● THE REQUEST: Count the lines below that contain the word "Oligo", and report only that number.

[A run of records]
- - - - - - -
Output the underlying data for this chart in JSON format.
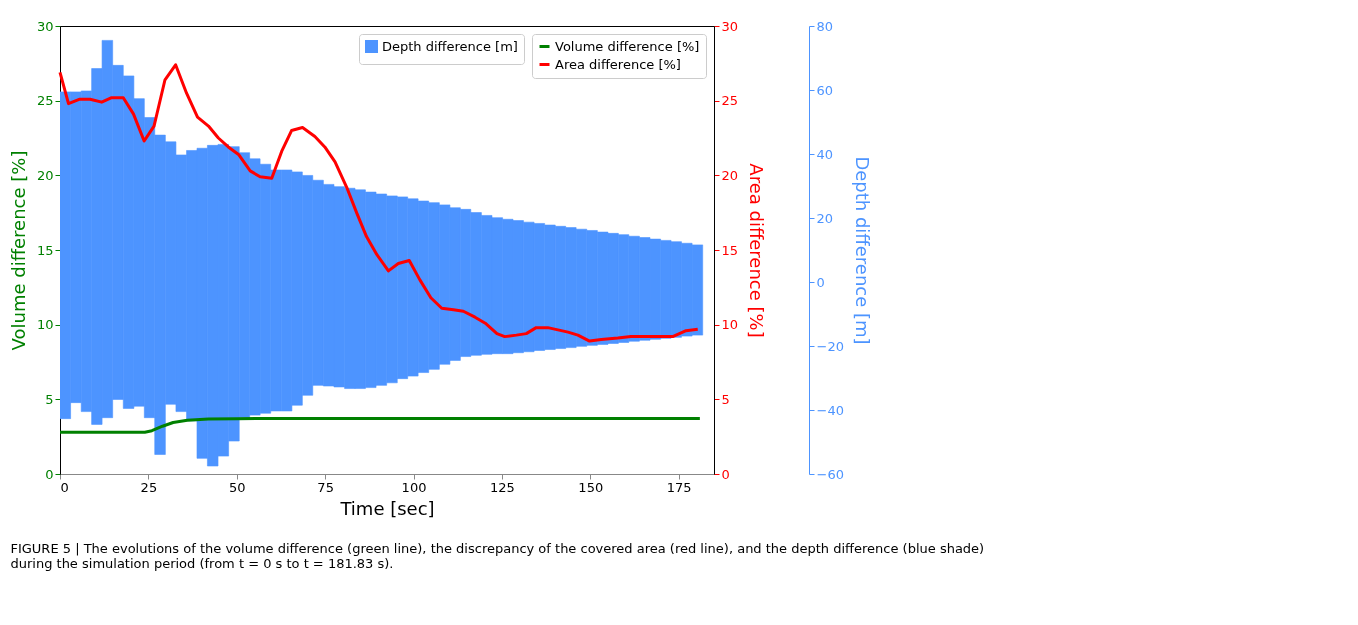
{
  "chart_data": {
    "type": "line",
    "xlabel": "Time [sec]",
    "ylabel": "Volume difference [%]",
    "y2label": "Area difference [%]",
    "y3label": "Depth difference [m]",
    "xlim": [
      0,
      185
    ],
    "xticks": [
      0,
      25,
      50,
      75,
      100,
      125,
      150,
      175
    ],
    "ylim": [
      0,
      30
    ],
    "yticks": [
      0,
      5,
      10,
      15,
      20,
      25,
      30
    ],
    "y2lim": [
      0,
      30
    ],
    "y2ticks": [
      0,
      5,
      10,
      15,
      20,
      25,
      30
    ],
    "y3lim": [
      -60,
      80
    ],
    "y3ticks": [
      -60,
      -40,
      -20,
      0,
      20,
      40,
      60,
      80
    ],
    "grid": false,
    "legend": "top right",
    "marker": "none",
    "line_style": "solid",
    "annotations": [
      "FIGURE 5 | The evolutions of the volume difference (green line), the discrepancy of the covered area (red line), and the depth difference (blue shade) during the simulation period (from t = 0 s to t = 181.83 s)."
    ],
    "series": [
      {
        "name": "Depth difference [m]",
        "type": "bar",
        "axis": "y3",
        "color": "#4d94ff",
        "x": [
          1.5,
          4.5,
          7.5,
          10.4,
          13.4,
          16.4,
          19.4,
          22.4,
          25.3,
          28.3,
          31.3,
          34.3,
          37.3,
          40.2,
          43.2,
          46.2,
          49.2,
          52.2,
          55.1,
          58.1,
          61.1,
          64.1,
          67.1,
          70.0,
          73.0,
          76.0,
          79.0,
          82.0,
          84.9,
          87.9,
          90.9,
          93.9,
          96.9,
          99.8,
          102.8,
          105.8,
          108.8,
          111.8,
          114.7,
          117.7,
          120.7,
          123.7,
          126.7,
          129.6,
          132.6,
          135.6,
          138.6,
          141.6,
          144.5,
          147.5,
          150.5,
          153.5,
          156.5,
          159.4,
          162.4,
          165.4,
          168.4,
          171.4,
          174.3,
          177.3,
          180.3
        ],
        "base": [
          -42.7,
          -37.7,
          -40.5,
          -44.5,
          -42.4,
          -36.7,
          -39.5,
          -38.8,
          -42.4,
          -53.9,
          -38.2,
          -40.5,
          -43.4,
          -55.1,
          -57.5,
          -54.4,
          -49.7,
          -42.4,
          -41.6,
          -41.0,
          -40.3,
          -40.3,
          -38.5,
          -35.4,
          -32.3,
          -32.5,
          -32.8,
          -33.3,
          -33.3,
          -33.0,
          -32.3,
          -31.5,
          -30.2,
          -29.4,
          -28.3,
          -27.3,
          -25.7,
          -24.5,
          -23.3,
          -22.9,
          -22.6,
          -22.4,
          -22.4,
          -22.1,
          -21.8,
          -21.4,
          -21.1,
          -20.8,
          -20.5,
          -20.1,
          -19.8,
          -19.5,
          -19.2,
          -18.9,
          -18.5,
          -18.2,
          -17.9,
          -17.6,
          -17.3,
          -16.9,
          -16.6
        ],
        "values": [
          102.1,
          97.1,
          100.2,
          111.2,
          117.9,
          104.4,
          103.9,
          96.1,
          93.8,
          99.8,
          82.0,
          80.2,
          84.5,
          96.9,
          100.2,
          97.4,
          92.0,
          82.8,
          80.1,
          77.8,
          75.3,
          75.3,
          72.9,
          68.7,
          64.1,
          63.0,
          62.6,
          62.6,
          62.1,
          61.1,
          59.8,
          58.4,
          56.8,
          55.4,
          53.6,
          52.1,
          49.8,
          47.7,
          46.0,
          44.6,
          43.4,
          42.5,
          42.0,
          41.3,
          40.5,
          39.7,
          38.9,
          38.2,
          37.5,
          36.6,
          35.9,
          35.1,
          34.4,
          33.7,
          32.8,
          32.1,
          31.3,
          30.6,
          29.9,
          29.0,
          28.2
        ]
      },
      {
        "name": "Volume difference [%]",
        "color": "#008000",
        "x": [
          0,
          24,
          26,
          29,
          32,
          36,
          42,
          50,
          60,
          181
        ],
        "values": [
          2.8,
          2.8,
          2.9,
          3.2,
          3.45,
          3.6,
          3.68,
          3.7,
          3.72,
          3.72
        ]
      },
      {
        "name": "Area difference [%]",
        "axis": "y2",
        "color": "#ff0000",
        "x": [
          0,
          2.4,
          5.6,
          8.5,
          11.8,
          14.6,
          17.9,
          20.8,
          23.8,
          26.6,
          29.7,
          32.7,
          35.8,
          38.9,
          42.0,
          44.8,
          47.6,
          50.5,
          53.8,
          56.6,
          59.9,
          62.7,
          65.5,
          68.6,
          72.1,
          74.9,
          77.8,
          81.1,
          83.9,
          86.7,
          89.6,
          92.9,
          95.7,
          98.8,
          101.8,
          104.9,
          108.0,
          111.3,
          114.1,
          117.4,
          120.3,
          123.6,
          125.8,
          129.1,
          131.9,
          134.7,
          138.0,
          143.7,
          146.5,
          149.8,
          153.1,
          157.8,
          161.5,
          165.8,
          169.5,
          173.3,
          177.1,
          180.4
        ],
        "values": [
          26.9,
          24.8,
          25.1,
          25.1,
          24.9,
          25.2,
          25.2,
          24.1,
          22.3,
          23.3,
          26.4,
          27.4,
          25.5,
          23.9,
          23.3,
          22.5,
          21.9,
          21.4,
          20.3,
          19.9,
          19.8,
          21.6,
          23.0,
          23.2,
          22.6,
          21.9,
          20.9,
          19.2,
          17.5,
          15.9,
          14.7,
          13.6,
          14.1,
          14.3,
          13.0,
          11.8,
          11.1,
          11.0,
          10.9,
          10.5,
          10.1,
          9.4,
          9.2,
          9.3,
          9.4,
          9.8,
          9.8,
          9.5,
          9.3,
          8.9,
          9.0,
          9.1,
          9.2,
          9.2,
          9.2,
          9.2,
          9.6,
          9.7
        ]
      }
    ]
  }
}
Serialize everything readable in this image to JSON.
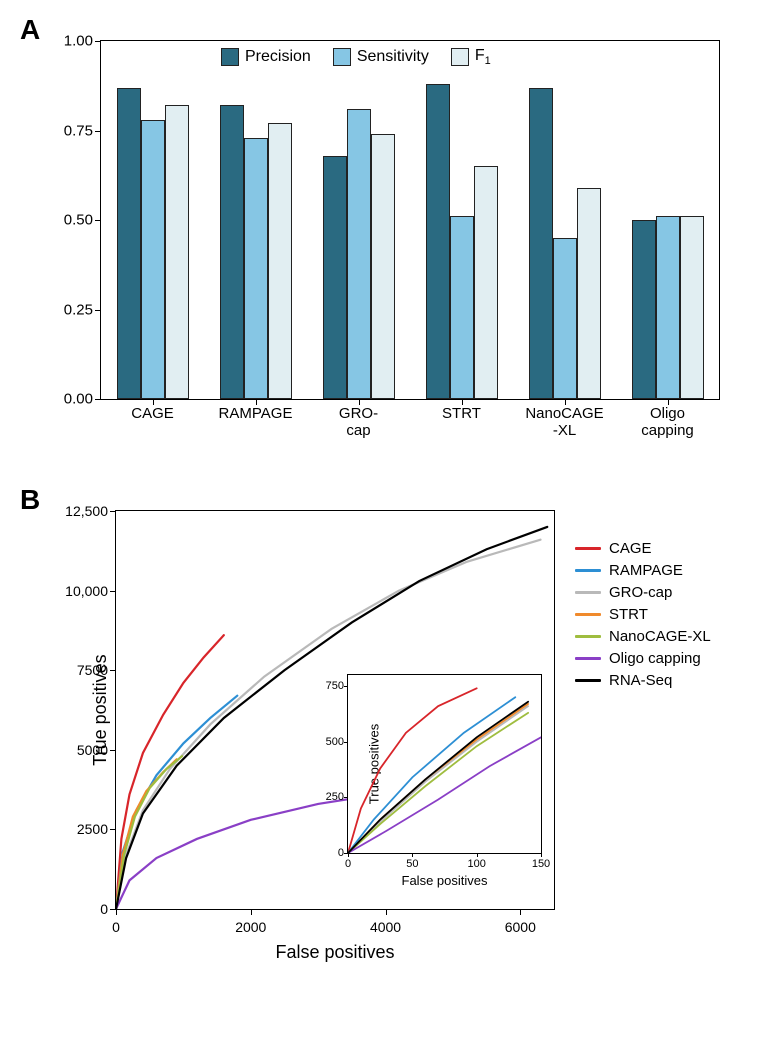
{
  "panelA": {
    "label": "A",
    "type": "bar",
    "ylim": [
      0,
      1.0
    ],
    "yticks": [
      0.0,
      0.25,
      0.5,
      0.75,
      1.0
    ],
    "ytick_labels": [
      "0.00",
      "0.25",
      "0.50",
      "0.75",
      "1.00"
    ],
    "categories": [
      "CAGE",
      "RAMPAGE",
      "GRO-cap",
      "STRT",
      "NanoCAGE\n-XL",
      "Oligo\ncapping"
    ],
    "series": [
      {
        "name": "Precision",
        "color": "#2a6a81"
      },
      {
        "name": "Sensitivity",
        "color": "#86c6e4"
      },
      {
        "name": "F1",
        "color": "#e1eef2",
        "label_html": "F<span class='sub'>1</span>"
      }
    ],
    "values": {
      "Precision": [
        0.87,
        0.82,
        0.68,
        0.88,
        0.87,
        0.5
      ],
      "Sensitivity": [
        0.78,
        0.73,
        0.81,
        0.51,
        0.45,
        0.51
      ],
      "F1": [
        0.82,
        0.77,
        0.74,
        0.65,
        0.59,
        0.51
      ]
    },
    "bar_border": "#1a1a1a",
    "background": "#ffffff",
    "axis_fontsize": 15,
    "legend_fontsize": 16
  },
  "panelB": {
    "label": "B",
    "type": "line",
    "xlabel": "False positives",
    "ylabel": "True positives",
    "xlim": [
      0,
      6500
    ],
    "ylim": [
      0,
      12500
    ],
    "xticks": [
      0,
      2000,
      4000,
      6000
    ],
    "yticks": [
      0,
      2500,
      5000,
      7500,
      10000,
      12500
    ],
    "ytick_labels": [
      "0",
      "2500",
      "5000",
      "7500",
      "10,000",
      "12,500"
    ],
    "line_width": 2.2,
    "series": [
      {
        "name": "CAGE",
        "color": "#d8252a",
        "points": [
          [
            0,
            0
          ],
          [
            80,
            2200
          ],
          [
            200,
            3600
          ],
          [
            400,
            4900
          ],
          [
            700,
            6100
          ],
          [
            1000,
            7100
          ],
          [
            1300,
            7900
          ],
          [
            1600,
            8600
          ]
        ]
      },
      {
        "name": "RAMPAGE",
        "color": "#2d8fd4",
        "points": [
          [
            0,
            0
          ],
          [
            100,
            1800
          ],
          [
            300,
            3100
          ],
          [
            600,
            4200
          ],
          [
            1000,
            5200
          ],
          [
            1400,
            6000
          ],
          [
            1800,
            6700
          ]
        ]
      },
      {
        "name": "GRO-cap",
        "color": "#b9b9b9",
        "points": [
          [
            0,
            0
          ],
          [
            150,
            1700
          ],
          [
            400,
            3100
          ],
          [
            800,
            4400
          ],
          [
            1400,
            5800
          ],
          [
            2200,
            7300
          ],
          [
            3200,
            8800
          ],
          [
            4200,
            10000
          ],
          [
            5200,
            10900
          ],
          [
            6300,
            11600
          ]
        ]
      },
      {
        "name": "STRT",
        "color": "#f08a2c",
        "points": [
          [
            0,
            0
          ],
          [
            100,
            1700
          ],
          [
            250,
            2900
          ],
          [
            450,
            3700
          ],
          [
            700,
            4300
          ],
          [
            900,
            4700
          ]
        ]
      },
      {
        "name": "NanoCAGE-XL",
        "color": "#9fbd3f",
        "points": [
          [
            0,
            0
          ],
          [
            120,
            1700
          ],
          [
            280,
            2900
          ],
          [
            500,
            3800
          ],
          [
            750,
            4400
          ],
          [
            980,
            4800
          ]
        ]
      },
      {
        "name": "Oligo capping",
        "color": "#8a3fc6",
        "points": [
          [
            0,
            0
          ],
          [
            200,
            900
          ],
          [
            600,
            1600
          ],
          [
            1200,
            2200
          ],
          [
            2000,
            2800
          ],
          [
            3000,
            3300
          ],
          [
            4200,
            3700
          ],
          [
            5400,
            3900
          ]
        ]
      },
      {
        "name": "RNA-Seq",
        "color": "#000000",
        "points": [
          [
            0,
            0
          ],
          [
            150,
            1600
          ],
          [
            400,
            3000
          ],
          [
            900,
            4500
          ],
          [
            1600,
            6000
          ],
          [
            2500,
            7500
          ],
          [
            3500,
            9000
          ],
          [
            4500,
            10300
          ],
          [
            5500,
            11300
          ],
          [
            6400,
            12000
          ]
        ]
      }
    ],
    "inset": {
      "xlabel": "False positives",
      "ylabel": "True positives",
      "xlim": [
        0,
        150
      ],
      "ylim": [
        0,
        800
      ],
      "xticks": [
        0,
        50,
        100,
        150
      ],
      "yticks": [
        0,
        250,
        500,
        750
      ],
      "series": [
        {
          "name": "CAGE",
          "color": "#d8252a",
          "points": [
            [
              0,
              0
            ],
            [
              10,
              200
            ],
            [
              25,
              380
            ],
            [
              45,
              540
            ],
            [
              70,
              660
            ],
            [
              100,
              740
            ]
          ]
        },
        {
          "name": "RAMPAGE",
          "color": "#2d8fd4",
          "points": [
            [
              0,
              0
            ],
            [
              20,
              150
            ],
            [
              50,
              340
            ],
            [
              90,
              540
            ],
            [
              130,
              700
            ]
          ]
        },
        {
          "name": "GRO-cap",
          "color": "#b9b9b9",
          "points": [
            [
              0,
              0
            ],
            [
              25,
              140
            ],
            [
              60,
              320
            ],
            [
              100,
              500
            ],
            [
              140,
              660
            ]
          ]
        },
        {
          "name": "STRT",
          "color": "#f08a2c",
          "points": [
            [
              0,
              0
            ],
            [
              25,
              150
            ],
            [
              60,
              330
            ],
            [
              100,
              510
            ],
            [
              140,
              670
            ]
          ]
        },
        {
          "name": "NanoCAGE-XL",
          "color": "#9fbd3f",
          "points": [
            [
              0,
              0
            ],
            [
              25,
              130
            ],
            [
              60,
              300
            ],
            [
              100,
              480
            ],
            [
              140,
              630
            ]
          ]
        },
        {
          "name": "Oligo capping",
          "color": "#8a3fc6",
          "points": [
            [
              0,
              0
            ],
            [
              30,
              100
            ],
            [
              70,
              240
            ],
            [
              110,
              390
            ],
            [
              150,
              520
            ]
          ]
        },
        {
          "name": "RNA-Seq",
          "color": "#000000",
          "points": [
            [
              0,
              0
            ],
            [
              25,
              150
            ],
            [
              60,
              330
            ],
            [
              100,
              520
            ],
            [
              140,
              680
            ]
          ]
        }
      ]
    },
    "axis_fontsize": 14,
    "label_fontsize": 18,
    "legend_fontsize": 15
  }
}
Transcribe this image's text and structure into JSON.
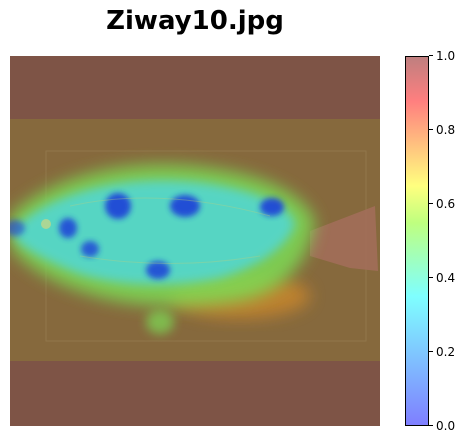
{
  "title": "Ziway10.jpg",
  "colorbar": {
    "colormap": "jet",
    "alpha": 0.5,
    "range": [
      0.0,
      1.0
    ],
    "ticks": [
      "0.0",
      "0.2",
      "0.4",
      "0.6",
      "0.8",
      "1.0"
    ]
  },
  "colors": {
    "background_overlay": "#7e5446",
    "photo_base": "#8a6a3c",
    "heat_green": "#7ddc54",
    "heat_cyan": "#4ed8e0",
    "heat_blue": "#1a3fd8",
    "heat_orange": "#d8902c"
  }
}
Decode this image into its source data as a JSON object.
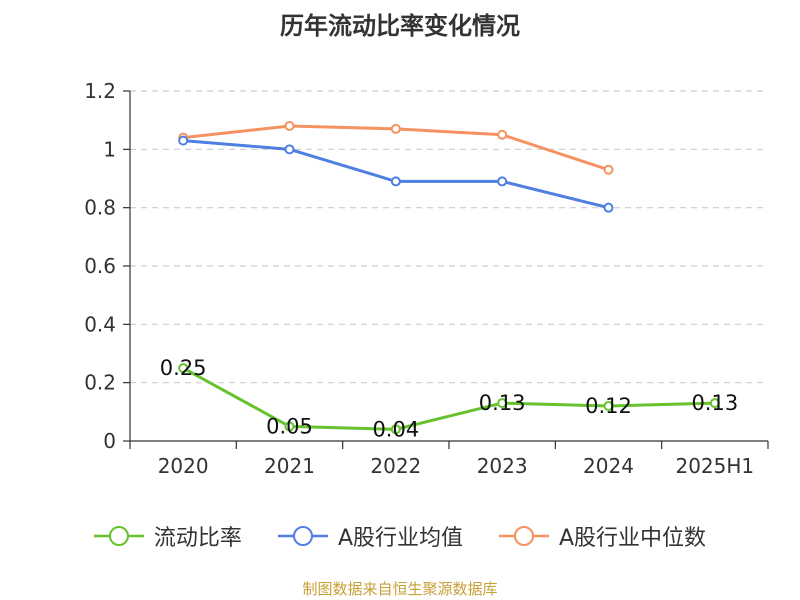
{
  "chart_data": {
    "type": "line",
    "title": "历年流动比率变化情况",
    "categories": [
      "2020",
      "2021",
      "2022",
      "2023",
      "2024",
      "2025H1"
    ],
    "ylim": [
      0,
      1.2
    ],
    "yticks": [
      0,
      0.2,
      0.4,
      0.6,
      0.8,
      1,
      1.2
    ],
    "ytick_labels": [
      "0",
      "0.2",
      "0.4",
      "0.6",
      "0.8",
      "1",
      "1.2"
    ],
    "grid": true,
    "legend_position": "bottom",
    "series": [
      {
        "name": "流动比率",
        "color": "#66c22d",
        "values": [
          0.25,
          0.05,
          0.04,
          0.13,
          0.12,
          0.13
        ],
        "labels": [
          "0.25",
          "0.05",
          "0.04",
          "0.13",
          "0.12",
          "0.13"
        ]
      },
      {
        "name": "A股行业均值",
        "color": "#4f7fe0",
        "values": [
          1.03,
          1.0,
          0.89,
          0.89,
          0.8,
          null
        ]
      },
      {
        "name": "A股行业中位数",
        "color": "#f59260",
        "values": [
          1.04,
          1.08,
          1.07,
          1.05,
          0.93,
          null
        ]
      }
    ]
  },
  "footer": {
    "source": "制图数据来自恒生聚源数据库"
  }
}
- - - - - - -
● TASK SOLUTION: 3